Dataset entries ::
__________
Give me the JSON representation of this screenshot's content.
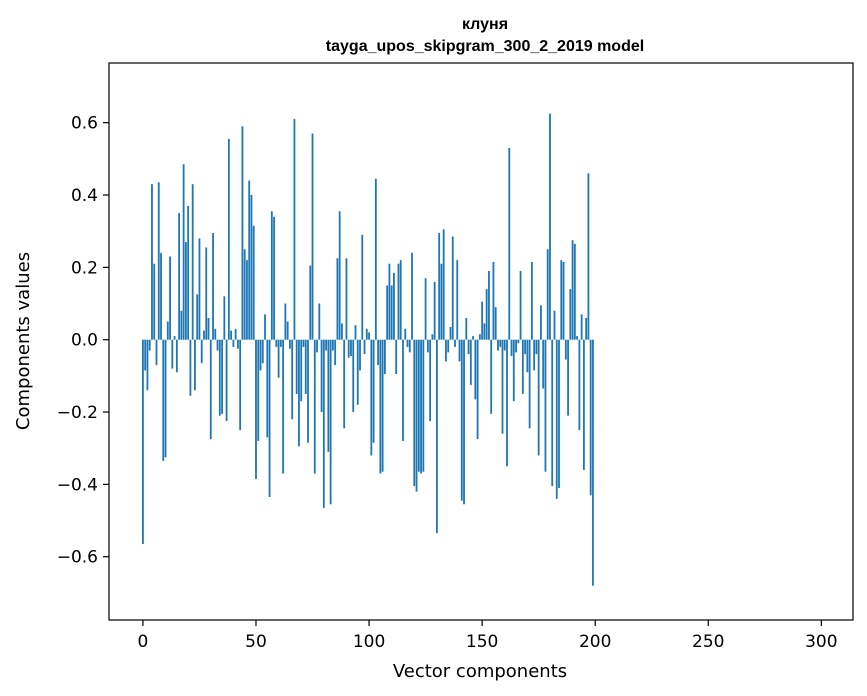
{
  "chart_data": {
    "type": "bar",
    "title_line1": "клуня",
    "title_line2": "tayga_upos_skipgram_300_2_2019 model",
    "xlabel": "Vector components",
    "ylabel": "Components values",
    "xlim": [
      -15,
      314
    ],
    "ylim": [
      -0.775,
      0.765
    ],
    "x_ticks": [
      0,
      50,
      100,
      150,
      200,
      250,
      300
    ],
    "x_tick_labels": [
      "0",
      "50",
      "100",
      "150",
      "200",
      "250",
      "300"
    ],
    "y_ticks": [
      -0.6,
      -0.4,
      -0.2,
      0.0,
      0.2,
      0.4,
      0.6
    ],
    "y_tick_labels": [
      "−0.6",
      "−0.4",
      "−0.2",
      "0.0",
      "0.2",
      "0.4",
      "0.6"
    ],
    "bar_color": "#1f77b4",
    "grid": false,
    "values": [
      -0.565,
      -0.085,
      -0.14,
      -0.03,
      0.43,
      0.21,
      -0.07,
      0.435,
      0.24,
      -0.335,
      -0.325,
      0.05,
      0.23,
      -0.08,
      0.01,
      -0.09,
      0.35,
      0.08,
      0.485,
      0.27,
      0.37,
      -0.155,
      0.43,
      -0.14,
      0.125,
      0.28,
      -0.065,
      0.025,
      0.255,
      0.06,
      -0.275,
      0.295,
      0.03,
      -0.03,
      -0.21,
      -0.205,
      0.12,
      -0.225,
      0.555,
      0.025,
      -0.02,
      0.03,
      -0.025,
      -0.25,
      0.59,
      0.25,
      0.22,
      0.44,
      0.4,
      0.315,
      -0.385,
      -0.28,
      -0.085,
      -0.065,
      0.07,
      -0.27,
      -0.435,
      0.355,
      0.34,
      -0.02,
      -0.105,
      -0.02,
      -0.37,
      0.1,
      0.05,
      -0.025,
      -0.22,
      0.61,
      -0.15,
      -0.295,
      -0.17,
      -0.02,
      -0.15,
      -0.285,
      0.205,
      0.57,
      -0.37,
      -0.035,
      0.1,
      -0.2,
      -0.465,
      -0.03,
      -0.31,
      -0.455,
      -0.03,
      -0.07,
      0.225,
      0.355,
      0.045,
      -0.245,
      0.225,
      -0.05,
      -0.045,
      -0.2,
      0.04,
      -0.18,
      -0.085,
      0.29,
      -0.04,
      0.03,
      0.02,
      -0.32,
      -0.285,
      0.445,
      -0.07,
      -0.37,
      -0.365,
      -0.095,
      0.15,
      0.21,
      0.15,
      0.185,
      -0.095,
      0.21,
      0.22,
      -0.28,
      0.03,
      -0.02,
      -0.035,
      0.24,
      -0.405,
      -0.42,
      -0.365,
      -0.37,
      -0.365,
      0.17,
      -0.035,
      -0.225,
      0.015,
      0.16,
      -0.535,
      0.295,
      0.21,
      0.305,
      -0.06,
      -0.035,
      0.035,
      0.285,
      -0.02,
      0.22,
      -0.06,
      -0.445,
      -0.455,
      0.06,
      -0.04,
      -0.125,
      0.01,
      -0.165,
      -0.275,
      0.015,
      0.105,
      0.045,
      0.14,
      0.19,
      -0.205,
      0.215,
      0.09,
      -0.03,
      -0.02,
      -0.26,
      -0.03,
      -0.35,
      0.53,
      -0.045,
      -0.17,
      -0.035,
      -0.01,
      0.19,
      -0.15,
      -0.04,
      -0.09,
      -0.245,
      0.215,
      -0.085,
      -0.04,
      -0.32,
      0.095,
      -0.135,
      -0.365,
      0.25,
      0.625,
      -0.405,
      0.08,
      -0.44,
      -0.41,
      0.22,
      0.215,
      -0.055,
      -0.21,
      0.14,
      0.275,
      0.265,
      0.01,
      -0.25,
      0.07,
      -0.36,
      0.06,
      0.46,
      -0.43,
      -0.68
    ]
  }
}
__________
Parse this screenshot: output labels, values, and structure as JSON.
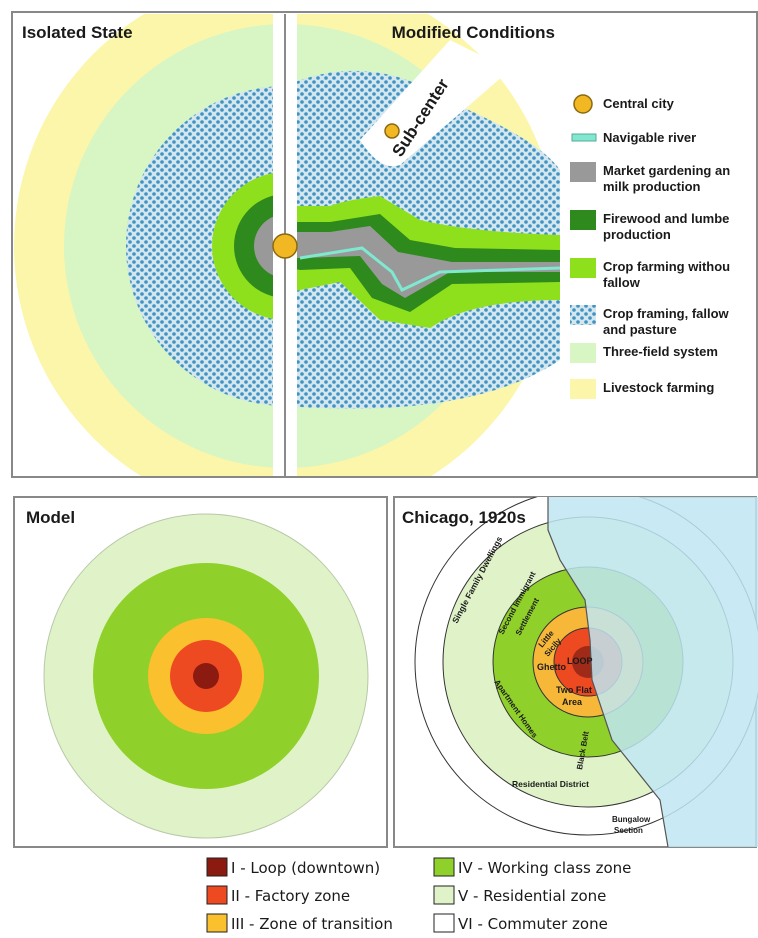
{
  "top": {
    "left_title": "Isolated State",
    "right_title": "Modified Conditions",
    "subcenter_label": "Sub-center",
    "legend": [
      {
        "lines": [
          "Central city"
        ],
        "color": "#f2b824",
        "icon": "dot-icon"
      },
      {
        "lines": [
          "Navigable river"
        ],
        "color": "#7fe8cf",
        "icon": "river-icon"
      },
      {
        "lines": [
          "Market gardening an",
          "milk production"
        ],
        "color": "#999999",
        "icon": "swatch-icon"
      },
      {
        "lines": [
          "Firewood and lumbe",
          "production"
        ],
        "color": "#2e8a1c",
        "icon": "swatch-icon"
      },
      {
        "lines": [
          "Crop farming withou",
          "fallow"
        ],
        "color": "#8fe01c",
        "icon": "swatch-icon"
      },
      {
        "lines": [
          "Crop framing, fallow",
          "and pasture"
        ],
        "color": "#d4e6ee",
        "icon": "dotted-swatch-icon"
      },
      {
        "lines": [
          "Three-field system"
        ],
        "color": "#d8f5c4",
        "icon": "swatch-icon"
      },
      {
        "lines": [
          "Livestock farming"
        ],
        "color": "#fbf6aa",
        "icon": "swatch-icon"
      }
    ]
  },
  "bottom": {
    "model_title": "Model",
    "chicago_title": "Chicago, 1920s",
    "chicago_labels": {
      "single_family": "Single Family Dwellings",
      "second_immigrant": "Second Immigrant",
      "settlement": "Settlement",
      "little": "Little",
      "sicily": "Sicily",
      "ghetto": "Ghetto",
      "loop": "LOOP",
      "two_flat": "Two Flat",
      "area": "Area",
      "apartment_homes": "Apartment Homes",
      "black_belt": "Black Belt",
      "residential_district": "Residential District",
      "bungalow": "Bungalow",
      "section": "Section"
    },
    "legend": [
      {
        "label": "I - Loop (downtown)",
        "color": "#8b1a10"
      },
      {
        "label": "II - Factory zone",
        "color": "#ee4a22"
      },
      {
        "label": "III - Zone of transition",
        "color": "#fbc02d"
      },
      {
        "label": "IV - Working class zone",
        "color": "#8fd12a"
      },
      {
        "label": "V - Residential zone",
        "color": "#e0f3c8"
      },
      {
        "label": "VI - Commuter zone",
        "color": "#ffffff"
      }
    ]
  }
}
__________
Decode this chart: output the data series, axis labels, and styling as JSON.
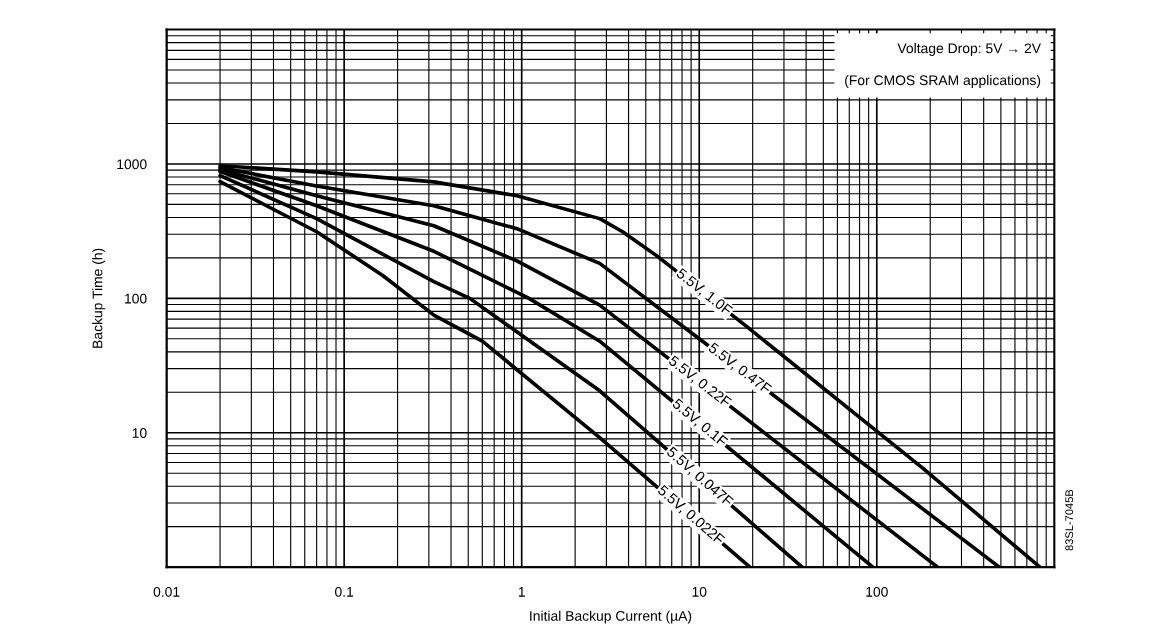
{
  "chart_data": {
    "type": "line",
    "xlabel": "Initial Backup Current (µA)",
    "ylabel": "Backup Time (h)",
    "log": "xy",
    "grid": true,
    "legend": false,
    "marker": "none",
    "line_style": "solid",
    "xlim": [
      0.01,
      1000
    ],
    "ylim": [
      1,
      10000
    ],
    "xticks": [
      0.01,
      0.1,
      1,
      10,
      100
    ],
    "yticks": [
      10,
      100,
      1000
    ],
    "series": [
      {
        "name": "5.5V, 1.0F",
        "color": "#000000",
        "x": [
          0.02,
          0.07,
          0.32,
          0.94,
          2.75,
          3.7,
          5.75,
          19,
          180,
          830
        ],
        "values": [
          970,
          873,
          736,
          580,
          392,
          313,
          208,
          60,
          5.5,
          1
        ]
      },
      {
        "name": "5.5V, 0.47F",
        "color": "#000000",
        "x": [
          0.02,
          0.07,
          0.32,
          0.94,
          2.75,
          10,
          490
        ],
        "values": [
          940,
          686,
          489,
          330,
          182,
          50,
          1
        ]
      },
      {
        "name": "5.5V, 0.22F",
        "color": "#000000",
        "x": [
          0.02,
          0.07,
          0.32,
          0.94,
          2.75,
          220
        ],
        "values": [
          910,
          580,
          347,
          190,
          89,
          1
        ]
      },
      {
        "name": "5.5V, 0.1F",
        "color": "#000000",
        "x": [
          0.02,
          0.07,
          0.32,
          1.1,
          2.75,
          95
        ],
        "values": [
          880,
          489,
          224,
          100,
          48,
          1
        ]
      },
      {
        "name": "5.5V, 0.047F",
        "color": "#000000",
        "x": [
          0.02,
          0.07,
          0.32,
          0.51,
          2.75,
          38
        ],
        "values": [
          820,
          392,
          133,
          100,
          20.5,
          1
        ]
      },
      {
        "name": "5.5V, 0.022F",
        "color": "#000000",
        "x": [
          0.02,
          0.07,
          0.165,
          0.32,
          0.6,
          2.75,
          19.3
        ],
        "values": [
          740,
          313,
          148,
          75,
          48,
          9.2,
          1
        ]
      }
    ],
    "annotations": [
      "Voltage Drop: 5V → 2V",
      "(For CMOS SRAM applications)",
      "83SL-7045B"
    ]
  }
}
__________
Problem details ::
Pick out each line above that includes "Backup" and show it.

Exercise result ::
    "xlabel": "Initial Backup Current (µA)",
    "ylabel": "Backup Time (h)",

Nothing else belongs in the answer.